-- What is being asked --
Gather every line of the records below that contains the string "elements", matching case exactly, and copy each such line out in full.

-- Source data --
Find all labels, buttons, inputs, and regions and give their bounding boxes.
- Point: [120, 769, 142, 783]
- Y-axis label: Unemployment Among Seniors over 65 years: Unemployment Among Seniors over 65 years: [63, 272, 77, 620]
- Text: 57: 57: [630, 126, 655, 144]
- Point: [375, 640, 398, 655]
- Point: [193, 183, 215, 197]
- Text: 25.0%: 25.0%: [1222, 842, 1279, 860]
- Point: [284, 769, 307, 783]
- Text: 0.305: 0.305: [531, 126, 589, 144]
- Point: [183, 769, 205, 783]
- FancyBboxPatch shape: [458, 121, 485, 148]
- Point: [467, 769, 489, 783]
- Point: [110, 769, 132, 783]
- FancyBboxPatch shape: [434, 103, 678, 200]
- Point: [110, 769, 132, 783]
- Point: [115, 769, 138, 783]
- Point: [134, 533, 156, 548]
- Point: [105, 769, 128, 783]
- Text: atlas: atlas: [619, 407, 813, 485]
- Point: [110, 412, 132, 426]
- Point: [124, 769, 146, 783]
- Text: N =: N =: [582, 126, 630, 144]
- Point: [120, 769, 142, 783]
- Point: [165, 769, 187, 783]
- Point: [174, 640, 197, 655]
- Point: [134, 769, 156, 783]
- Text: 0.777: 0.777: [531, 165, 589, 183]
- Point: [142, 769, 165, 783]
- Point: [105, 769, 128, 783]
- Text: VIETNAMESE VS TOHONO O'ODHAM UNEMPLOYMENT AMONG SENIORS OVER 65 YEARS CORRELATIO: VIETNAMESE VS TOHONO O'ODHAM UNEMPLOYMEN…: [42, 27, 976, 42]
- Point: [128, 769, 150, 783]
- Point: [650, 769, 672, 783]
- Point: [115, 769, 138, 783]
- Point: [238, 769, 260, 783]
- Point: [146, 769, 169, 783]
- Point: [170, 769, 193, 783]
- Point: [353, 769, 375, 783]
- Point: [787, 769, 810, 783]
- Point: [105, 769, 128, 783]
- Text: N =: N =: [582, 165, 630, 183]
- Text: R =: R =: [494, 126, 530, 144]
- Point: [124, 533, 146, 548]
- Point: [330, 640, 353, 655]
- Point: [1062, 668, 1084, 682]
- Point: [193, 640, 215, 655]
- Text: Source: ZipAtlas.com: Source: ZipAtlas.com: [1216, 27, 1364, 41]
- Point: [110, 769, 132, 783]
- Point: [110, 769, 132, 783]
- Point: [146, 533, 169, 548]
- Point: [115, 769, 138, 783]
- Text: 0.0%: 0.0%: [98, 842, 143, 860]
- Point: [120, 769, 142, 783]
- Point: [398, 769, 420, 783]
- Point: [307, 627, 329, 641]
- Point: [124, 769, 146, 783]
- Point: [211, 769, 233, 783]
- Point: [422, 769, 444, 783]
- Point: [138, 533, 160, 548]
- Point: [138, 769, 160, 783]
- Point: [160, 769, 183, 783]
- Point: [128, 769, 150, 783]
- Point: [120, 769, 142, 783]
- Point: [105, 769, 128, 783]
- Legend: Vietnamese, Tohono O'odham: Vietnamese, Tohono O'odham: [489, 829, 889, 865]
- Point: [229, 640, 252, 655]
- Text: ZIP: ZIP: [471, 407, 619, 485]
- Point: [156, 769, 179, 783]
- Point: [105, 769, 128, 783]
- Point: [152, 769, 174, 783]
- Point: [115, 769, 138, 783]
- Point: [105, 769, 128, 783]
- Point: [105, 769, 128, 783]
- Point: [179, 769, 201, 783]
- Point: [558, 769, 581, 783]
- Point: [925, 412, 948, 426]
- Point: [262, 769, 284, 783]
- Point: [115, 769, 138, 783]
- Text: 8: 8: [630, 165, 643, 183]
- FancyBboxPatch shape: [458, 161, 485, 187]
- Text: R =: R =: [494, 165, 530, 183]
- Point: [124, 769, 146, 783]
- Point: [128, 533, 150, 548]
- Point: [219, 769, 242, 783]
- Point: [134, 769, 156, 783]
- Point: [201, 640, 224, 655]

* * *

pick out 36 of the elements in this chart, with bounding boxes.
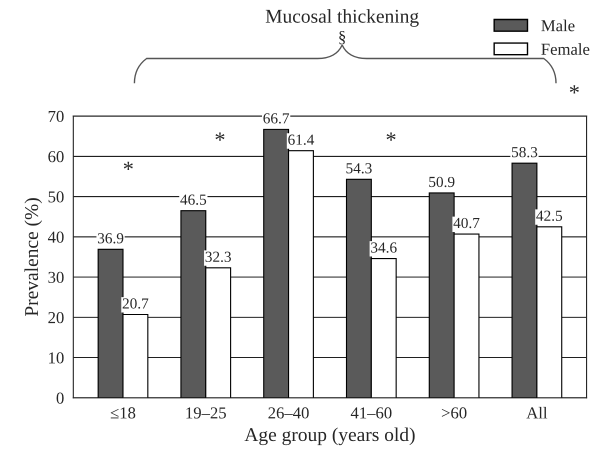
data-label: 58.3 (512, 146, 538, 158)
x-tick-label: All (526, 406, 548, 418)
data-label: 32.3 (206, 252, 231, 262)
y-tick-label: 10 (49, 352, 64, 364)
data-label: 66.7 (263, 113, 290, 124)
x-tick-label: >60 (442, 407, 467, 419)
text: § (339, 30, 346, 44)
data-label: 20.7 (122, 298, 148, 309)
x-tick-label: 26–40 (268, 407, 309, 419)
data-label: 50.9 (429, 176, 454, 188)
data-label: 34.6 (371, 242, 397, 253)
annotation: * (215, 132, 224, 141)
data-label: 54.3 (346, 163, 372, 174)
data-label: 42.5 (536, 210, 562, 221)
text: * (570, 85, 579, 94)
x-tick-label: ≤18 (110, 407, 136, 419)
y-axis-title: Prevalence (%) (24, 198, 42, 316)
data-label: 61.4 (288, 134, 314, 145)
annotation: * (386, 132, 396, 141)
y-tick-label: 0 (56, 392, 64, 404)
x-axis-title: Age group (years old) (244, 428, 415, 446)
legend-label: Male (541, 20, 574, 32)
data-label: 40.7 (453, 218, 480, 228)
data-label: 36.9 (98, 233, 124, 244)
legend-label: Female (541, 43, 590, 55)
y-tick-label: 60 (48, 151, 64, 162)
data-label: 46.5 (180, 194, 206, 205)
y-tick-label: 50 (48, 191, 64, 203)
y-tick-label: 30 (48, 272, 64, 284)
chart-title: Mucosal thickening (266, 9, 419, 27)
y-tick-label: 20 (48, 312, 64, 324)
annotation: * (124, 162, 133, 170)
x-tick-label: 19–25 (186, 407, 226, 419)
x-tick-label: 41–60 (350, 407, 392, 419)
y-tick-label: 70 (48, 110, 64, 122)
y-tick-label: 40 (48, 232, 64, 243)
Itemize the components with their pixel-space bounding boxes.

...

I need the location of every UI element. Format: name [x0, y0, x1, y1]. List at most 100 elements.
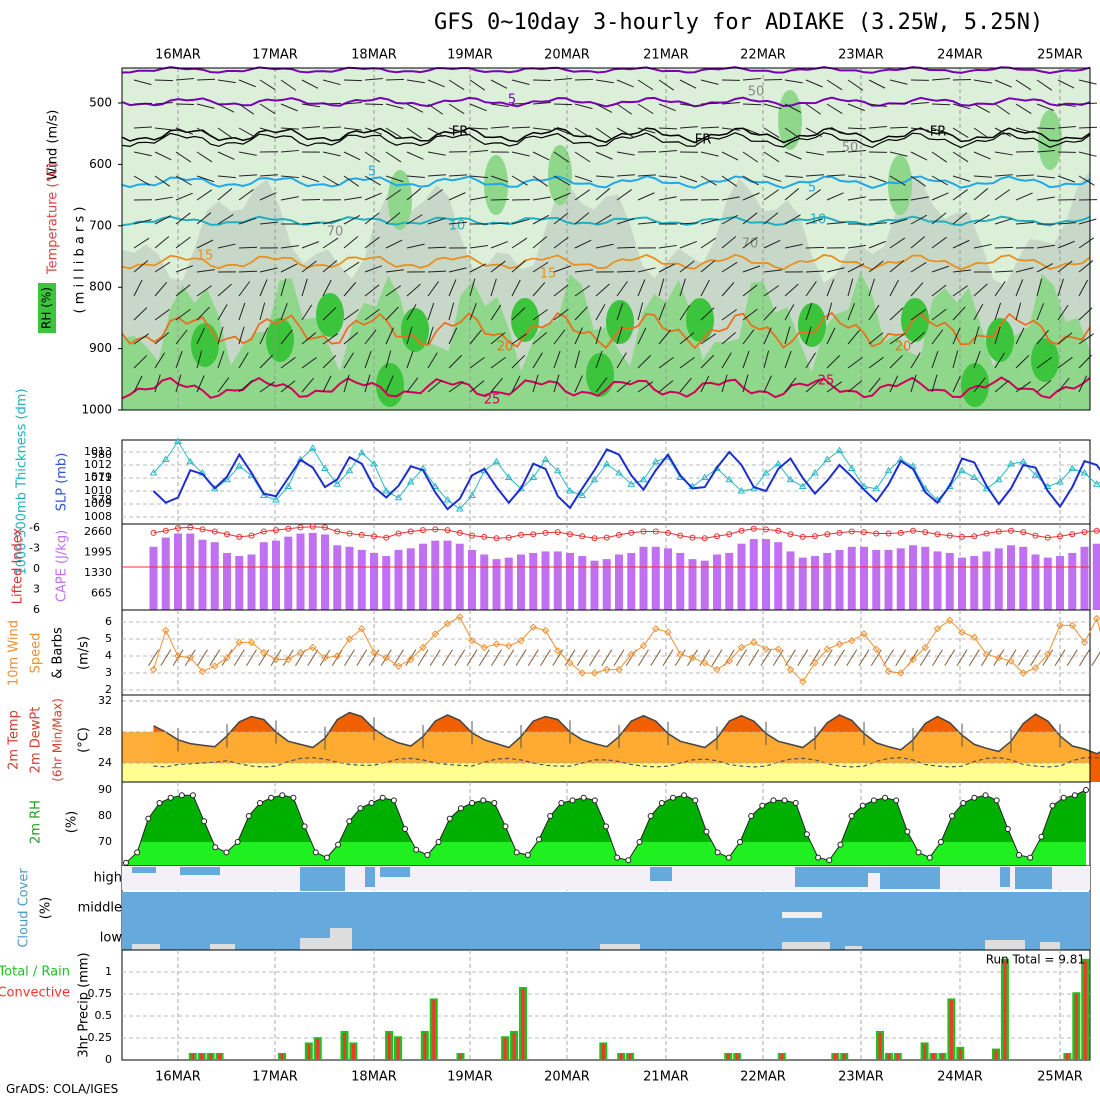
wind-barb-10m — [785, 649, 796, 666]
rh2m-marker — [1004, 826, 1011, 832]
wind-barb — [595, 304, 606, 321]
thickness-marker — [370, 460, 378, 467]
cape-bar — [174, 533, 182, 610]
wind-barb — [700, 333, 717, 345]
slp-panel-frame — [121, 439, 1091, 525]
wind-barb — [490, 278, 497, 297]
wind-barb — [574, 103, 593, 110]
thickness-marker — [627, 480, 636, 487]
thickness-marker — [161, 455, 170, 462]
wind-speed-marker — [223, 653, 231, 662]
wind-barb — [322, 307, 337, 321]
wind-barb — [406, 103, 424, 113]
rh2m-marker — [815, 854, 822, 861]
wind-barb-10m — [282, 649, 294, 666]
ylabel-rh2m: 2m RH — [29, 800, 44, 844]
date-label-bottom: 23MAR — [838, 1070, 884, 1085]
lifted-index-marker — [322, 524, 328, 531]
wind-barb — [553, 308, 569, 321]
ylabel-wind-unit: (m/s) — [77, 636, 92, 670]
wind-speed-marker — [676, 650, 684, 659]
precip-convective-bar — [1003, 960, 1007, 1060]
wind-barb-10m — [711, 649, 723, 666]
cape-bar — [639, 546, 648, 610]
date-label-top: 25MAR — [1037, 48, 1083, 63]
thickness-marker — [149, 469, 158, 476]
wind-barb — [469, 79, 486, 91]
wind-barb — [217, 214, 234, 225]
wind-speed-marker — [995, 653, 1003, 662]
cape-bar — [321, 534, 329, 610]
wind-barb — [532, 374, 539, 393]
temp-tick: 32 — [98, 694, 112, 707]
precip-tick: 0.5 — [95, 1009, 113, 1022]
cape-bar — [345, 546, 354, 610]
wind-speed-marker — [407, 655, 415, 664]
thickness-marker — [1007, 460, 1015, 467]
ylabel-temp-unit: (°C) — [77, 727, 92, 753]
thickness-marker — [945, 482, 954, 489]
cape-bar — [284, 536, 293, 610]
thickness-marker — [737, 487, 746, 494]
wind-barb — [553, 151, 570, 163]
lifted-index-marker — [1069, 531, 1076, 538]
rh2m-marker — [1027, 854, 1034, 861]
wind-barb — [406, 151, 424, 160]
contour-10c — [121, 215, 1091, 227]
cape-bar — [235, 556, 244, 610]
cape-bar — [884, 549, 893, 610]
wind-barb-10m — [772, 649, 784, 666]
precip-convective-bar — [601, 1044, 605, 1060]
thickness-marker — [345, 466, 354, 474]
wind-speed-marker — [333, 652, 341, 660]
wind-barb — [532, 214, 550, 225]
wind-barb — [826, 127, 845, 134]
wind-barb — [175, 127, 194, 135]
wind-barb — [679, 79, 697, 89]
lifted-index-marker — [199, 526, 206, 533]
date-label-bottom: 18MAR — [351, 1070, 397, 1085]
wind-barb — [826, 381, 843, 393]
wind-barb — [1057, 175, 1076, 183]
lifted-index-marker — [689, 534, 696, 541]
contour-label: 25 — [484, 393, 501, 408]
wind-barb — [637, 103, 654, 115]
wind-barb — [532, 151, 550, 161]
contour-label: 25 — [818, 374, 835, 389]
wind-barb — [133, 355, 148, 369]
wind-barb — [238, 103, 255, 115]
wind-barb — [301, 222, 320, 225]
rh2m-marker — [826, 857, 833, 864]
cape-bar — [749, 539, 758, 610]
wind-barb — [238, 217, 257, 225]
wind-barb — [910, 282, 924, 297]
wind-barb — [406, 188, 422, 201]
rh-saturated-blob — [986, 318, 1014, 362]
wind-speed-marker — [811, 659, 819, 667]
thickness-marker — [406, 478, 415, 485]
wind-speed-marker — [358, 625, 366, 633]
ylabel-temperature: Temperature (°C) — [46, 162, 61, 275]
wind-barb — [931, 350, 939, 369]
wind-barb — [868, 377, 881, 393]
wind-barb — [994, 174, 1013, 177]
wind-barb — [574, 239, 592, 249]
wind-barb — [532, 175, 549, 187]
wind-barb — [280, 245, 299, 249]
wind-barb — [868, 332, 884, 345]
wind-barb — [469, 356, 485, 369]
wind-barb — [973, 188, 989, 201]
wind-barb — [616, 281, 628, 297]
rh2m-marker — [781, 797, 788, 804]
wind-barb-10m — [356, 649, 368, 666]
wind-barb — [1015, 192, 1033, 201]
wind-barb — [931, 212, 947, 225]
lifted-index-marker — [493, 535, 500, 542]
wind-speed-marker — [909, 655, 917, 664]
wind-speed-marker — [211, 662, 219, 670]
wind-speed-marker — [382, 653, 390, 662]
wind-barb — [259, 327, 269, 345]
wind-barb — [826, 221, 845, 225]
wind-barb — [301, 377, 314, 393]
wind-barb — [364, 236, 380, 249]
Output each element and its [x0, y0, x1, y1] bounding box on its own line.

-- Solution --
pick out 36 of the elements in this chart, with bounding boxes.
I need the location of every UI element. Format: name [x0, y0, x1, y1]. List at most 100 elements.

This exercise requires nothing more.